[Records that describe figures]
»»

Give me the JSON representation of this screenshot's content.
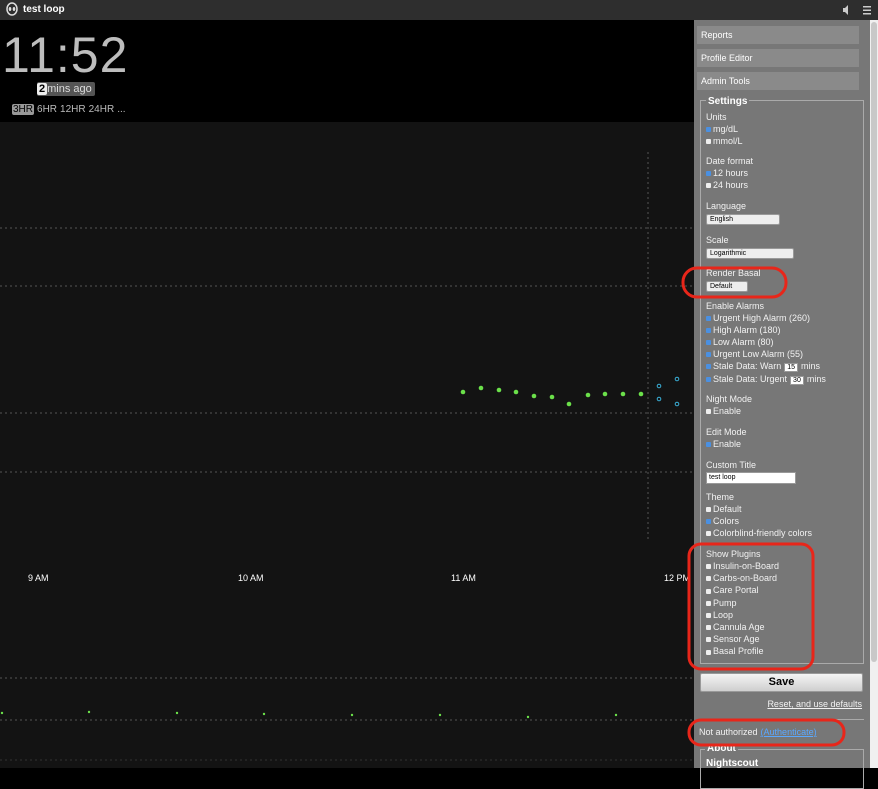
{
  "header": {
    "title": "test loop"
  },
  "clock": {
    "time": "11:52",
    "ago_number": "2",
    "ago_text": "mins ago",
    "ranges": [
      "3HR",
      "6HR",
      "12HR",
      "24HR",
      "..."
    ],
    "active_range": 0
  },
  "chart": {
    "x_labels": [
      "9 AM",
      "10 AM",
      "11 AM",
      "12 PM"
    ]
  },
  "menu": {
    "buttons": [
      "Reports",
      "Profile Editor",
      "Admin Tools"
    ]
  },
  "settings": {
    "legend": "Settings",
    "units": {
      "label": "Units",
      "options": [
        "mg/dL",
        "mmol/L"
      ],
      "selected": 0
    },
    "date_format": {
      "label": "Date format",
      "options": [
        "12 hours",
        "24 hours"
      ],
      "selected": 0
    },
    "language": {
      "label": "Language",
      "select": "English"
    },
    "scale": {
      "label": "Scale",
      "select": "Logarithmic"
    },
    "render_basal": {
      "label": "Render Basal",
      "select": "Default"
    },
    "alarms": {
      "label": "Enable Alarms",
      "items": [
        "Urgent High Alarm (260)",
        "High Alarm (180)",
        "Low Alarm (80)",
        "Urgent Low Alarm (55)"
      ],
      "stale_warn": {
        "label": "Stale Data: Warn",
        "value": "15",
        "unit": "mins"
      },
      "stale_urgent": {
        "label": "Stale Data: Urgent",
        "value": "30",
        "unit": "mins"
      },
      "checked": true
    },
    "night_mode": {
      "label": "Night Mode",
      "option": "Enable",
      "checked": false
    },
    "edit_mode": {
      "label": "Edit Mode",
      "option": "Enable",
      "checked": true
    },
    "custom_title": {
      "label": "Custom Title",
      "value": "test loop"
    },
    "theme": {
      "label": "Theme",
      "options": [
        "Default",
        "Colors",
        "Colorblind-friendly colors"
      ],
      "selected": 1
    },
    "plugins": {
      "label": "Show Plugins",
      "options": [
        "Insulin-on-Board",
        "Carbs-on-Board",
        "Care Portal",
        "Pump",
        "Loop",
        "Cannula Age",
        "Sensor Age",
        "Basal Profile"
      ]
    },
    "save": "Save",
    "reset": "Reset, and use defaults"
  },
  "auth": {
    "text": "Not authorized",
    "link": "(Authenticate)"
  },
  "about": {
    "legend": "About",
    "name": "Nightscout"
  }
}
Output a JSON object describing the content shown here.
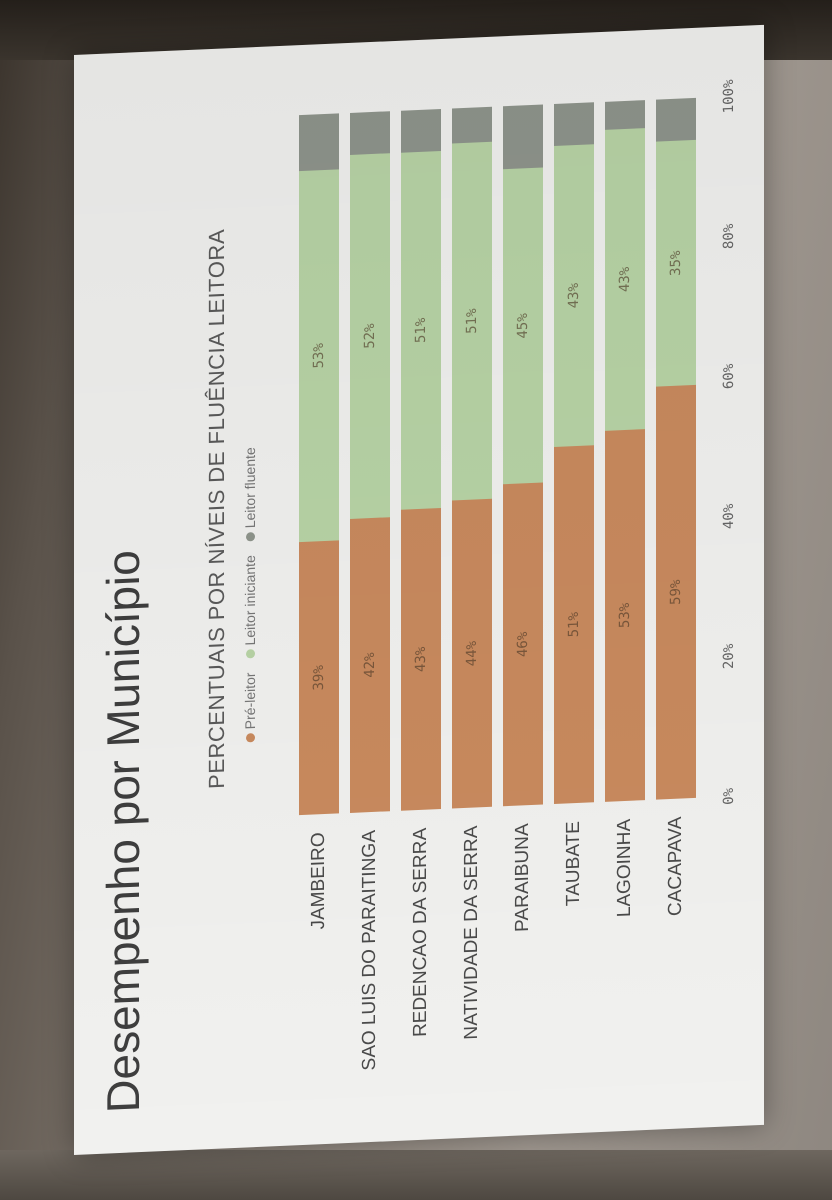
{
  "slide": {
    "title": "Desempenho por Município",
    "subtitle": "PERCENTUAIS POR NÍVEIS DE FLUÊNCIA LEITORA"
  },
  "chart_data": {
    "type": "bar",
    "orientation": "horizontal",
    "stacked": true,
    "categories": [
      "JAMBEIRO",
      "SAO LUIS DO PARAITINGA",
      "REDENCAO DA SERRA",
      "NATIVIDADE DA SERRA",
      "PARAIBUNA",
      "TAUBATE",
      "LAGOINHA",
      "CACAPAVA"
    ],
    "series": [
      {
        "name": "Pré-leitor",
        "color": "#c98a5e",
        "values": [
          39,
          42,
          43,
          44,
          46,
          51,
          53,
          59
        ]
      },
      {
        "name": "Leitor iniciante",
        "color": "#b8d4a6",
        "values": [
          53,
          52,
          51,
          51,
          45,
          43,
          43,
          35
        ]
      },
      {
        "name": "Leitor fluente",
        "color": "#8f958c",
        "values": [
          8,
          6,
          6,
          5,
          9,
          6,
          4,
          6
        ]
      }
    ],
    "data_labels": {
      "Pré-leitor": [
        "39%",
        "42%",
        "43%",
        "44%",
        "46%",
        "51%",
        "53%",
        "59%"
      ],
      "Leitor iniciante": [
        "53%",
        "52%",
        "51%",
        "51%",
        "45%",
        "43%",
        "43%",
        "35%"
      ]
    },
    "x_ticks": [
      "0%",
      "20%",
      "40%",
      "60%",
      "80%",
      "100%"
    ],
    "xlim": [
      0,
      100
    ],
    "legend_position": "top",
    "grid": false
  }
}
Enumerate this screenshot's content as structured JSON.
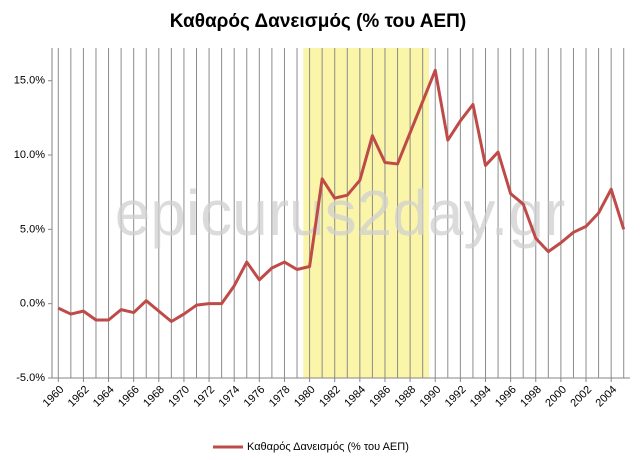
{
  "chart_data": {
    "type": "line",
    "title": "Καθαρός Δανεισμός (% του ΑΕΠ)",
    "watermark": "epicurus2day.gr",
    "x": [
      1960,
      1961,
      1962,
      1963,
      1964,
      1965,
      1966,
      1967,
      1968,
      1969,
      1970,
      1971,
      1972,
      1973,
      1974,
      1975,
      1976,
      1977,
      1978,
      1979,
      1980,
      1981,
      1982,
      1983,
      1984,
      1985,
      1986,
      1987,
      1988,
      1989,
      1990,
      1991,
      1992,
      1993,
      1994,
      1995,
      1996,
      1997,
      1998,
      1999,
      2000,
      2001,
      2002,
      2003,
      2004,
      2005
    ],
    "series": [
      {
        "name": "Καθαρός Δανεισμός (% του ΑΕΠ)",
        "color": "#be4b48",
        "values": [
          -0.3,
          -0.7,
          -0.5,
          -1.1,
          -1.1,
          -0.4,
          -0.6,
          0.2,
          -0.5,
          -1.2,
          -0.7,
          -0.1,
          0.0,
          0.0,
          1.2,
          2.8,
          1.6,
          2.4,
          2.8,
          2.3,
          2.5,
          8.4,
          7.1,
          7.3,
          8.3,
          11.3,
          9.5,
          9.4,
          11.5,
          13.6,
          15.7,
          11.0,
          12.3,
          13.4,
          9.3,
          10.2,
          7.4,
          6.7,
          4.4,
          3.5,
          4.1,
          4.8,
          5.2,
          6.1,
          7.7,
          5.0
        ]
      }
    ],
    "xlim": [
      1959.5,
      2005.5
    ],
    "xticks": [
      1960,
      1962,
      1964,
      1966,
      1968,
      1970,
      1972,
      1974,
      1976,
      1978,
      1980,
      1982,
      1984,
      1986,
      1988,
      1990,
      1992,
      1994,
      1996,
      1998,
      2000,
      2002,
      2004
    ],
    "ylim": [
      -5,
      17.2
    ],
    "yticks": [
      {
        "value": -5,
        "label": "-5.0%"
      },
      {
        "value": 0,
        "label": "0.0%"
      },
      {
        "value": 5,
        "label": "5.0%"
      },
      {
        "value": 10,
        "label": "10.0%"
      },
      {
        "value": 15,
        "label": "15.0%"
      }
    ],
    "grid": true,
    "highlight_range": [
      1979.5,
      1989.5
    ],
    "highlight_color": "#faf5a8",
    "legend": "bottom"
  }
}
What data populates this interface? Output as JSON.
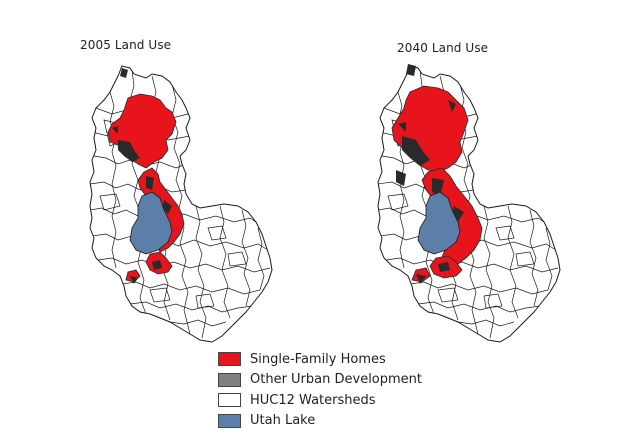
{
  "maps": [
    {
      "title": "2005 Land Use"
    },
    {
      "title": "2040 Land Use"
    }
  ],
  "legend": {
    "items": [
      {
        "label": "Single-Family Homes",
        "color": "#e8141c"
      },
      {
        "label": "Other Urban Development",
        "color": "#808080"
      },
      {
        "label": "HUC12 Watersheds",
        "color": "#ffffff"
      },
      {
        "label": "Utah Lake",
        "color": "#5b7fa8"
      }
    ]
  },
  "colors": {
    "single_family": "#e8141c",
    "urban_dark": "#2a2a2a",
    "lake": "#5b7fa8",
    "boundary": "#1a1a1a"
  }
}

««

● **Task objective**
Restate the records word for word, omitting images.

● **Result**
Give me the JSON representation of this screenshot's content.
{
  "header": {
    "title": "test loop"
  },
  "clock": {
    "time": "11:52",
    "ago_number": "2",
    "ago_text": "mins ago",
    "ranges": [
      "3HR",
      "6HR",
      "12HR",
      "24HR",
      "..."
    ],
    "active_range": 0
  },
  "chart": {
    "x_labels": [
      "9 AM",
      "10 AM",
      "11 AM",
      "12 PM"
    ]
  },
  "menu": {
    "buttons": [
      "Reports",
      "Profile Editor",
      "Admin Tools"
    ]
  },
  "settings": {
    "legend": "Settings",
    "units": {
      "label": "Units",
      "options": [
        "mg/dL",
        "mmol/L"
      ],
      "selected": 0
    },
    "date_format": {
      "label": "Date format",
      "options": [
        "12 hours",
        "24 hours"
      ],
      "selected": 0
    },
    "language": {
      "label": "Language",
      "select": "English"
    },
    "scale": {
      "label": "Scale",
      "select": "Logarithmic"
    },
    "render_basal": {
      "label": "Render Basal",
      "select": "Default"
    },
    "alarms": {
      "label": "Enable Alarms",
      "items": [
        "Urgent High Alarm (260)",
        "High Alarm (180)",
        "Low Alarm (80)",
        "Urgent Low Alarm (55)"
      ],
      "stale_warn": {
        "label": "Stale Data: Warn",
        "value": "15",
        "unit": "mins"
      },
      "stale_urgent": {
        "label": "Stale Data: Urgent",
        "value": "30",
        "unit": "mins"
      },
      "checked": true
    },
    "night_mode": {
      "label": "Night Mode",
      "option": "Enable",
      "checked": false
    },
    "edit_mode": {
      "label": "Edit Mode",
      "option": "Enable",
      "checked": true
    },
    "custom_title": {
      "label": "Custom Title",
      "value": "test loop"
    },
    "theme": {
      "label": "Theme",
      "options": [
        "Default",
        "Colors",
        "Colorblind-friendly colors"
      ],
      "selected": 1
    },
    "plugins": {
      "label": "Show Plugins",
      "options": [
        "Insulin-on-Board",
        "Carbs-on-Board",
        "Care Portal",
        "Pump",
        "Loop",
        "Cannula Age",
        "Sensor Age",
        "Basal Profile"
      ]
    },
    "save": "Save",
    "reset": "Reset, and use defaults"
  },
  "auth": {
    "text": "Not authorized",
    "link": "(Authenticate)"
  },
  "about": {
    "legend": "About",
    "name": "Nightscout"
  }
}
Output a JSON object describing the content shown here.
{
  "slide": {
    "title": "Desempenho por Município",
    "subtitle": "PERCENTUAIS POR NÍVEIS DE FLUÊNCIA LEITORA"
  },
  "chart_data": {
    "type": "bar",
    "orientation": "horizontal",
    "stacked": true,
    "categories": [
      "JAMBEIRO",
      "SAO LUIS DO PARAITINGA",
      "REDENCAO DA SERRA",
      "NATIVIDADE DA SERRA",
      "PARAIBUNA",
      "TAUBATE",
      "LAGOINHA",
      "CACAPAVA"
    ],
    "series": [
      {
        "name": "Pré-leitor",
        "color": "#c98a5e",
        "values": [
          39,
          42,
          43,
          44,
          46,
          51,
          53,
          59
        ]
      },
      {
        "name": "Leitor iniciante",
        "color": "#b8d4a6",
        "values": [
          53,
          52,
          51,
          51,
          45,
          43,
          43,
          35
        ]
      },
      {
        "name": "Leitor fluente",
        "color": "#8f958c",
        "values": [
          8,
          6,
          6,
          5,
          9,
          6,
          4,
          6
        ]
      }
    ],
    "data_labels": {
      "Pré-leitor": [
        "39%",
        "42%",
        "43%",
        "44%",
        "46%",
        "51%",
        "53%",
        "59%"
      ],
      "Leitor iniciante": [
        "53%",
        "52%",
        "51%",
        "51%",
        "45%",
        "43%",
        "43%",
        "35%"
      ]
    },
    "x_ticks": [
      "0%",
      "20%",
      "40%",
      "60%",
      "80%",
      "100%"
    ],
    "xlim": [
      0,
      100
    ],
    "legend_position": "top",
    "grid": false
  }
}
Enumerate this screenshot's content as structured JSON.
{
  "chart_data": {
    "type": "line",
    "title": "Καθαρός Δανεισμός (% του ΑΕΠ)",
    "watermark": "epicurus2day.gr",
    "x": [
      1960,
      1961,
      1962,
      1963,
      1964,
      1965,
      1966,
      1967,
      1968,
      1969,
      1970,
      1971,
      1972,
      1973,
      1974,
      1975,
      1976,
      1977,
      1978,
      1979,
      1980,
      1981,
      1982,
      1983,
      1984,
      1985,
      1986,
      1987,
      1988,
      1989,
      1990,
      1991,
      1992,
      1993,
      1994,
      1995,
      1996,
      1997,
      1998,
      1999,
      2000,
      2001,
      2002,
      2003,
      2004,
      2005
    ],
    "series": [
      {
        "name": "Καθαρός Δανεισμός (% του ΑΕΠ)",
        "color": "#be4b48",
        "values": [
          -0.3,
          -0.7,
          -0.5,
          -1.1,
          -1.1,
          -0.4,
          -0.6,
          0.2,
          -0.5,
          -1.2,
          -0.7,
          -0.1,
          0.0,
          0.0,
          1.2,
          2.8,
          1.6,
          2.4,
          2.8,
          2.3,
          2.5,
          8.4,
          7.1,
          7.3,
          8.3,
          11.3,
          9.5,
          9.4,
          11.5,
          13.6,
          15.7,
          11.0,
          12.3,
          13.4,
          9.3,
          10.2,
          7.4,
          6.7,
          4.4,
          3.5,
          4.1,
          4.8,
          5.2,
          6.1,
          7.7,
          5.0
        ]
      }
    ],
    "xlim": [
      1959.5,
      2005.5
    ],
    "xticks": [
      1960,
      1962,
      1964,
      1966,
      1968,
      1970,
      1972,
      1974,
      1976,
      1978,
      1980,
      1982,
      1984,
      1986,
      1988,
      1990,
      1992,
      1994,
      1996,
      1998,
      2000,
      2002,
      2004
    ],
    "ylim": [
      -5,
      17.2
    ],
    "yticks": [
      {
        "value": -5,
        "label": "-5.0%"
      },
      {
        "value": 0,
        "label": "0.0%"
      },
      {
        "value": 5,
        "label": "5.0%"
      },
      {
        "value": 10,
        "label": "10.0%"
      },
      {
        "value": 15,
        "label": "15.0%"
      }
    ],
    "grid": true,
    "highlight_range": [
      1979.5,
      1989.5
    ],
    "highlight_color": "#faf5a8",
    "legend": "bottom"
  }
}
What data populates this interface? Output as JSON.
{
  "maps": [
    {
      "title": "2005 Land Use"
    },
    {
      "title": "2040 Land Use"
    }
  ],
  "legend": {
    "items": [
      {
        "label": "Single-Family Homes",
        "color": "#e8141c"
      },
      {
        "label": "Other Urban Development",
        "color": "#808080"
      },
      {
        "label": "HUC12 Watersheds",
        "color": "#ffffff"
      },
      {
        "label": "Utah Lake",
        "color": "#5b7fa8"
      }
    ]
  },
  "colors": {
    "single_family": "#e8141c",
    "urban_dark": "#2a2a2a",
    "lake": "#5b7fa8",
    "boundary": "#1a1a1a"
  }
}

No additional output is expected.